Given instruction: Filter the listing below, copying every line in which the word "параметров" appears.

Information provided:
• • • • •

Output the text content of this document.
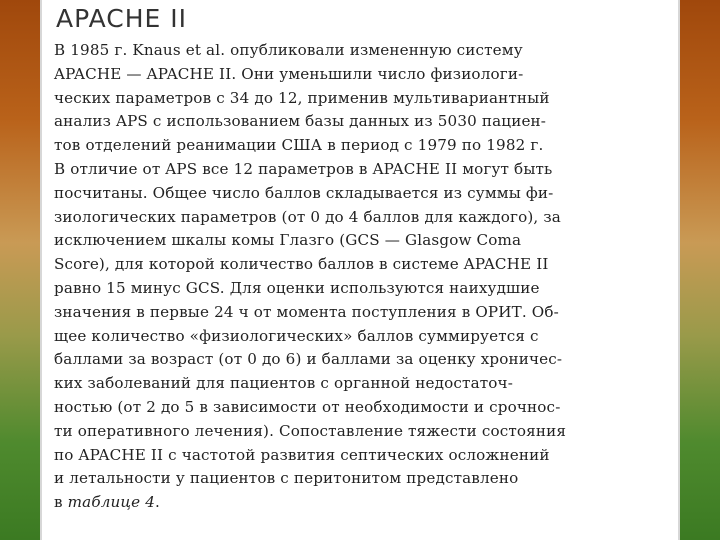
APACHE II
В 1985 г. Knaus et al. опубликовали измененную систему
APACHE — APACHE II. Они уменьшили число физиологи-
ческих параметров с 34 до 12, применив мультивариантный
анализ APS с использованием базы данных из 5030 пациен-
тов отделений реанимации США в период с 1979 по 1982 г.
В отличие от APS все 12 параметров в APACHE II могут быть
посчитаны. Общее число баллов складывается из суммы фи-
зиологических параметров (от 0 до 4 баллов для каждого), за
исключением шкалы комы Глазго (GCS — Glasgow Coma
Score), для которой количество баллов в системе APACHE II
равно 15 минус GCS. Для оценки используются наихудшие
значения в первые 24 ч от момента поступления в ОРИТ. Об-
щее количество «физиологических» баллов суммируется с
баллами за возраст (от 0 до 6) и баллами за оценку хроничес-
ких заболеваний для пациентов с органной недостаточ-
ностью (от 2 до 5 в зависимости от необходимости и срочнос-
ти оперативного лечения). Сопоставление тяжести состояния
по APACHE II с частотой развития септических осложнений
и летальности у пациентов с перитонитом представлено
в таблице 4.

• • • • •

Exercise response:
ческих параметров с 34 до 12, применив мультивариантный
В отличие от APS все 12 параметров в APACHE II могут быть
зиологических параметров (от 0 до 4 баллов для каждого), за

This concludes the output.